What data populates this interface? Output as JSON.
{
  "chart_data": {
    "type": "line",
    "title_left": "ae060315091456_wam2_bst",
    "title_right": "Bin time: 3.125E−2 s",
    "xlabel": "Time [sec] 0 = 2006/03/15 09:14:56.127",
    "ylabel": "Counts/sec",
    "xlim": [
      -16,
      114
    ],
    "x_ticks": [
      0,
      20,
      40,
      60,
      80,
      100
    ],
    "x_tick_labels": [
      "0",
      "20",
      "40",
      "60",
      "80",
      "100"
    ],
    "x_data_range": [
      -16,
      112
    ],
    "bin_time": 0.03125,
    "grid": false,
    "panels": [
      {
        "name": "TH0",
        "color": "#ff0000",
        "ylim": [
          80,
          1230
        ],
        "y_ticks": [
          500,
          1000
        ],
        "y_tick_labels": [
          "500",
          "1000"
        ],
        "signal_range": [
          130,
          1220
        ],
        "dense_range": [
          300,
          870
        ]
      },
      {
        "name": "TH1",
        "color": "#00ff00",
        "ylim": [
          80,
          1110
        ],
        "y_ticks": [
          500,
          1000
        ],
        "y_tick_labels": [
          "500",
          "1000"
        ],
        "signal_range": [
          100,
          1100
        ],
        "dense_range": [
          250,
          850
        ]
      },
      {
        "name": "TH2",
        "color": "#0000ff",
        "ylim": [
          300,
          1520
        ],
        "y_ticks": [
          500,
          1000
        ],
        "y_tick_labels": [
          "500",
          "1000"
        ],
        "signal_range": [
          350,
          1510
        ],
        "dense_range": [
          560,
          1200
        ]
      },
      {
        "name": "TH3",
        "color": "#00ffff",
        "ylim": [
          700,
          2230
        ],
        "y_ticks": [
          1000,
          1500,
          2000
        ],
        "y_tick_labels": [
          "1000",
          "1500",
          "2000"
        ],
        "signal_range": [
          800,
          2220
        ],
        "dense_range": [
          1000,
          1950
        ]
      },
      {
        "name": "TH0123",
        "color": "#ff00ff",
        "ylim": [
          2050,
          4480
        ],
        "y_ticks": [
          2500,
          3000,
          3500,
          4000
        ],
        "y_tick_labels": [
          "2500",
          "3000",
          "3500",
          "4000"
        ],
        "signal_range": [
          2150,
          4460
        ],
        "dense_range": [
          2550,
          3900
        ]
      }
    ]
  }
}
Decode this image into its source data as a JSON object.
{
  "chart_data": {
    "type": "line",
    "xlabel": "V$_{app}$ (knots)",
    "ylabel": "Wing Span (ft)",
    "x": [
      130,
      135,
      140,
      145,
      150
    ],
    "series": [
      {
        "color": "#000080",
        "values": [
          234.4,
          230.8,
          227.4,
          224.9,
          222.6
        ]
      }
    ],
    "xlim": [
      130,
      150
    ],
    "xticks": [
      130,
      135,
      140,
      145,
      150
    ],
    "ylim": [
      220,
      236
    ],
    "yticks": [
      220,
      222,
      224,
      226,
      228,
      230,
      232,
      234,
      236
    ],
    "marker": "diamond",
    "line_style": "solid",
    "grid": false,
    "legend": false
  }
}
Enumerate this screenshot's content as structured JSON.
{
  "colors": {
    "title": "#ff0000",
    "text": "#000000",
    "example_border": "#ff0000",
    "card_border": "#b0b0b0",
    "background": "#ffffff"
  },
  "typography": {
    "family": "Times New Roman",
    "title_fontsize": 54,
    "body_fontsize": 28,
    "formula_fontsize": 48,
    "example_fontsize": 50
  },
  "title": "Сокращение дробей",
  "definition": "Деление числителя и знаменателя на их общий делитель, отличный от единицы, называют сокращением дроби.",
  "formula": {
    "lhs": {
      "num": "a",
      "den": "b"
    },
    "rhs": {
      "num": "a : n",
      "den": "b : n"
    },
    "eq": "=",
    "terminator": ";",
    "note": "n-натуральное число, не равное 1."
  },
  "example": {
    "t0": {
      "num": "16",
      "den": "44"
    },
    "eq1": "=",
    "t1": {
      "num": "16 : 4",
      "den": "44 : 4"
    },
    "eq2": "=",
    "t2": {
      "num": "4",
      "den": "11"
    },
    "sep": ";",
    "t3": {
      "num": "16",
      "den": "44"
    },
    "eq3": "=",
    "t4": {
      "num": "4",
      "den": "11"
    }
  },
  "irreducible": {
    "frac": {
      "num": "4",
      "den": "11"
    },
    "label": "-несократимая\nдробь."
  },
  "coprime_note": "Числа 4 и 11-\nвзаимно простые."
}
┄┄┄┄┄┄┄┄┄┄
Pull out the lines above in which the word "this" appears.

What data populates this interface? Output as JSON.
Decode this image into its source data as a JSON object.
Enumerate this screenshot's content as structured JSON.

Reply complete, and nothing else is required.